#### [Given records]
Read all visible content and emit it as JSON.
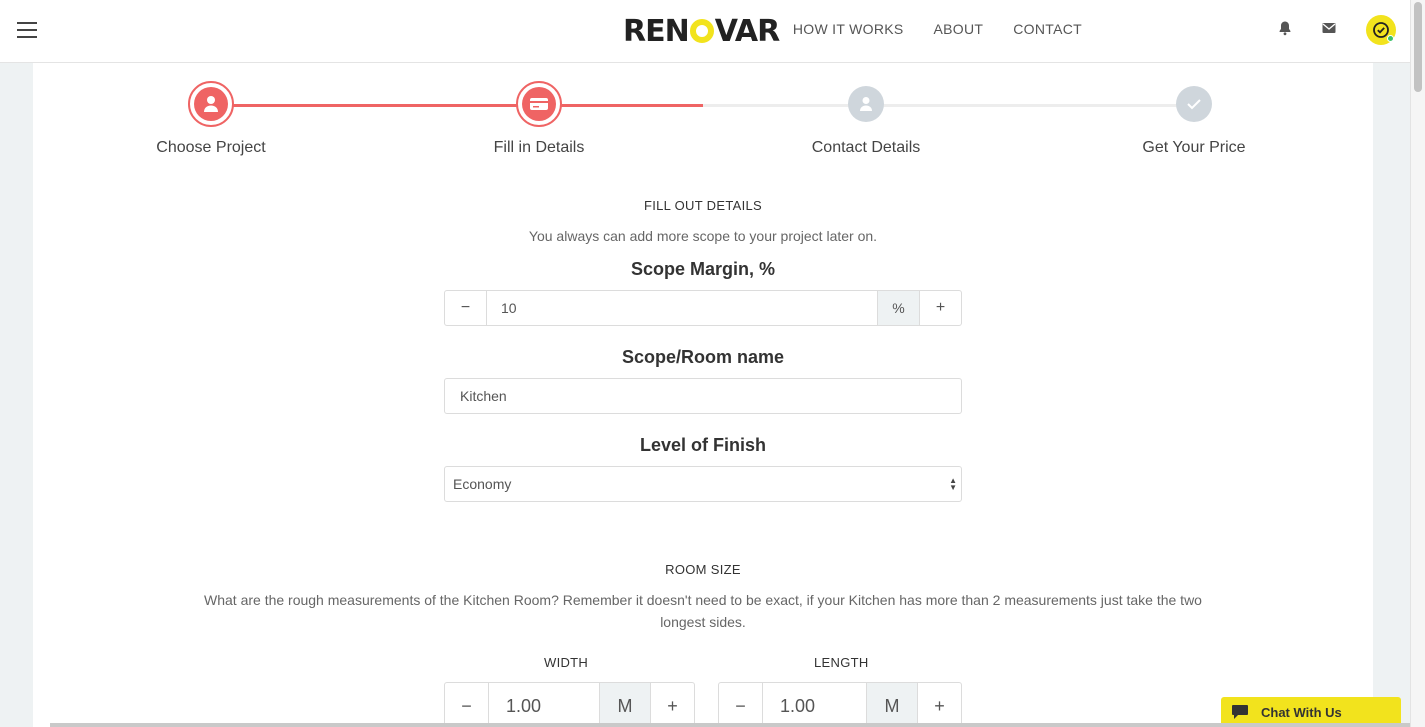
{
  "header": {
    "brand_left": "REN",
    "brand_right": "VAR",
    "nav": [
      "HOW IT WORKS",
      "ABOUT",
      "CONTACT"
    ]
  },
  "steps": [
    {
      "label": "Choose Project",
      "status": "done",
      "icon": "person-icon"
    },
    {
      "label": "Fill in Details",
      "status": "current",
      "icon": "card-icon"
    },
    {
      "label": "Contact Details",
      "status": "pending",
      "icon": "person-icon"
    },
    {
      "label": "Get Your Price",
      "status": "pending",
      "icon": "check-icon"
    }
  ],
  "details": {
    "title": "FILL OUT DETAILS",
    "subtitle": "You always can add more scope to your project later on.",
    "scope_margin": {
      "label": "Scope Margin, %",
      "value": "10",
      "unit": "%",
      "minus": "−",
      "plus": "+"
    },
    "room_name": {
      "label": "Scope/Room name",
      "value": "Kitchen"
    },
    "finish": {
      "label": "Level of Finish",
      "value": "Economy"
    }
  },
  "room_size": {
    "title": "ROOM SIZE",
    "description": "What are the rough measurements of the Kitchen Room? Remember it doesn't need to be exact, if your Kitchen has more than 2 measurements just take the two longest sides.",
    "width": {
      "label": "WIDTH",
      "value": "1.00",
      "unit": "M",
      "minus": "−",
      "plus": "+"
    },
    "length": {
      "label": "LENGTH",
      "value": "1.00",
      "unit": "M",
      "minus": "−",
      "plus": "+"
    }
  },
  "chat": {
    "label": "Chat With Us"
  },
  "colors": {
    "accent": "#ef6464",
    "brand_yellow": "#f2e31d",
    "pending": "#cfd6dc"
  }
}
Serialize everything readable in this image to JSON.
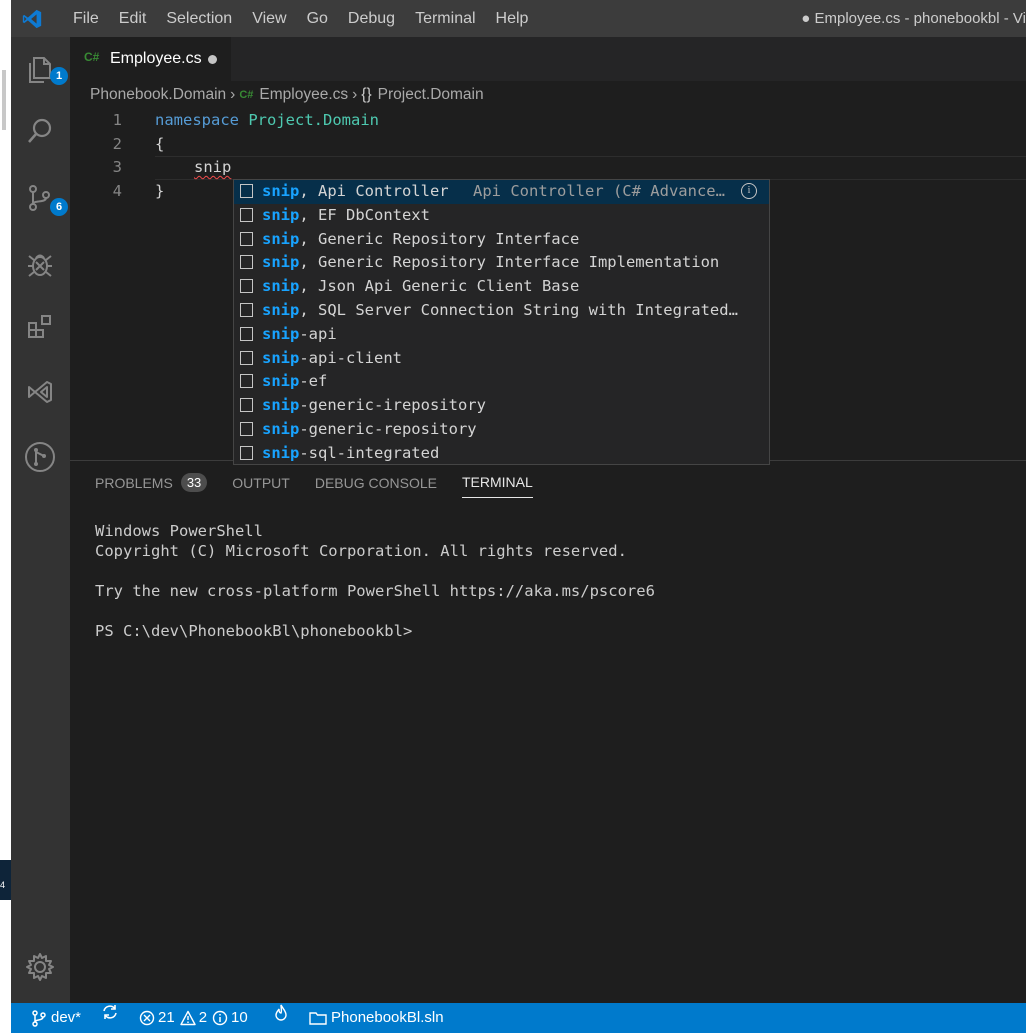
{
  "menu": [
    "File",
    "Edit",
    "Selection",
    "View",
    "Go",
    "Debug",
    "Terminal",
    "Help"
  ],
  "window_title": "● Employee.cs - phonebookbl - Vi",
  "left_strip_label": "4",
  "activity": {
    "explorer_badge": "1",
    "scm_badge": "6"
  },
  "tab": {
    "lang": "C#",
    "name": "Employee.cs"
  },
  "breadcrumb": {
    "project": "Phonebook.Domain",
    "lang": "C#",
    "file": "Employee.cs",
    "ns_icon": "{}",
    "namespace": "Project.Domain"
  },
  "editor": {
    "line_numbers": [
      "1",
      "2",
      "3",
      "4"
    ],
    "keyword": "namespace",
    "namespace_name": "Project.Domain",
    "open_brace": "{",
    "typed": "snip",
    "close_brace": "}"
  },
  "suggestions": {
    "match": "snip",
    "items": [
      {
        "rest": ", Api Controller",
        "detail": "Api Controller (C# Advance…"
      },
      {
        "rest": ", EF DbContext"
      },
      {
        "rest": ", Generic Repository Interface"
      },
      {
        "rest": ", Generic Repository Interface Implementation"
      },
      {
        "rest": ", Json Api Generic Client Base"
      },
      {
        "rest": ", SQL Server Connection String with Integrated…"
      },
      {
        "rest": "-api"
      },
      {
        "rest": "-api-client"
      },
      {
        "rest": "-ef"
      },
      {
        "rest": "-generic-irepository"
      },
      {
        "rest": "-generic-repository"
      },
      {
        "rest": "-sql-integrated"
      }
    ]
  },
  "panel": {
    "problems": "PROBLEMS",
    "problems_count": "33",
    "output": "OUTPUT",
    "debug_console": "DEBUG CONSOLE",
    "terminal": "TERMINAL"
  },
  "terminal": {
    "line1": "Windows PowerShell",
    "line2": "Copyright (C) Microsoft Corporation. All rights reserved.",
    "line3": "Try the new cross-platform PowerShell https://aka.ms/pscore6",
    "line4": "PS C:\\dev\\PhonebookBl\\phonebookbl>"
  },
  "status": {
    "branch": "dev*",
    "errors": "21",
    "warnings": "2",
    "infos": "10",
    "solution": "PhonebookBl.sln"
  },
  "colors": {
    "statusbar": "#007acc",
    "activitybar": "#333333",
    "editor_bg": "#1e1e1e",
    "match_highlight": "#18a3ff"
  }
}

#### [Goal]
Reproduce every line precisely as given, omitting all pictures.

#### [Task result]
Read all visible content and emit it as JSON.
{
  "header": {
    "brand_left": "REN",
    "brand_right": "VAR",
    "nav": [
      "HOW IT WORKS",
      "ABOUT",
      "CONTACT"
    ]
  },
  "steps": [
    {
      "label": "Choose Project",
      "status": "done",
      "icon": "person-icon"
    },
    {
      "label": "Fill in Details",
      "status": "current",
      "icon": "card-icon"
    },
    {
      "label": "Contact Details",
      "status": "pending",
      "icon": "person-icon"
    },
    {
      "label": "Get Your Price",
      "status": "pending",
      "icon": "check-icon"
    }
  ],
  "details": {
    "title": "FILL OUT DETAILS",
    "subtitle": "You always can add more scope to your project later on.",
    "scope_margin": {
      "label": "Scope Margin, %",
      "value": "10",
      "unit": "%",
      "minus": "−",
      "plus": "+"
    },
    "room_name": {
      "label": "Scope/Room name",
      "value": "Kitchen"
    },
    "finish": {
      "label": "Level of Finish",
      "value": "Economy"
    }
  },
  "room_size": {
    "title": "ROOM SIZE",
    "description": "What are the rough measurements of the Kitchen Room? Remember it doesn't need to be exact, if your Kitchen has more than 2 measurements just take the two longest sides.",
    "width": {
      "label": "WIDTH",
      "value": "1.00",
      "unit": "M",
      "minus": "−",
      "plus": "+"
    },
    "length": {
      "label": "LENGTH",
      "value": "1.00",
      "unit": "M",
      "minus": "−",
      "plus": "+"
    }
  },
  "chat": {
    "label": "Chat With Us"
  },
  "colors": {
    "accent": "#ef6464",
    "brand_yellow": "#f2e31d",
    "pending": "#cfd6dc"
  }
}
Serialize everything readable in this image to JSON.
{
  "menu": [
    "File",
    "Edit",
    "Selection",
    "View",
    "Go",
    "Debug",
    "Terminal",
    "Help"
  ],
  "window_title": "● Employee.cs - phonebookbl - Vi",
  "left_strip_label": "4",
  "activity": {
    "explorer_badge": "1",
    "scm_badge": "6"
  },
  "tab": {
    "lang": "C#",
    "name": "Employee.cs"
  },
  "breadcrumb": {
    "project": "Phonebook.Domain",
    "lang": "C#",
    "file": "Employee.cs",
    "ns_icon": "{}",
    "namespace": "Project.Domain"
  },
  "editor": {
    "line_numbers": [
      "1",
      "2",
      "3",
      "4"
    ],
    "keyword": "namespace",
    "namespace_name": "Project.Domain",
    "open_brace": "{",
    "typed": "snip",
    "close_brace": "}"
  },
  "suggestions": {
    "match": "snip",
    "items": [
      {
        "rest": ", Api Controller",
        "detail": "Api Controller (C# Advance…"
      },
      {
        "rest": ", EF DbContext"
      },
      {
        "rest": ", Generic Repository Interface"
      },
      {
        "rest": ", Generic Repository Interface Implementation"
      },
      {
        "rest": ", Json Api Generic Client Base"
      },
      {
        "rest": ", SQL Server Connection String with Integrated…"
      },
      {
        "rest": "-api"
      },
      {
        "rest": "-api-client"
      },
      {
        "rest": "-ef"
      },
      {
        "rest": "-generic-irepository"
      },
      {
        "rest": "-generic-repository"
      },
      {
        "rest": "-sql-integrated"
      }
    ]
  },
  "panel": {
    "problems": "PROBLEMS",
    "problems_count": "33",
    "output": "OUTPUT",
    "debug_console": "DEBUG CONSOLE",
    "terminal": "TERMINAL"
  },
  "terminal": {
    "line1": "Windows PowerShell",
    "line2": "Copyright (C) Microsoft Corporation. All rights reserved.",
    "line3": "Try the new cross-platform PowerShell https://aka.ms/pscore6",
    "line4": "PS C:\\dev\\PhonebookBl\\phonebookbl>"
  },
  "status": {
    "branch": "dev*",
    "errors": "21",
    "warnings": "2",
    "infos": "10",
    "solution": "PhonebookBl.sln"
  },
  "colors": {
    "statusbar": "#007acc",
    "activitybar": "#333333",
    "editor_bg": "#1e1e1e",
    "match_highlight": "#18a3ff"
  }
}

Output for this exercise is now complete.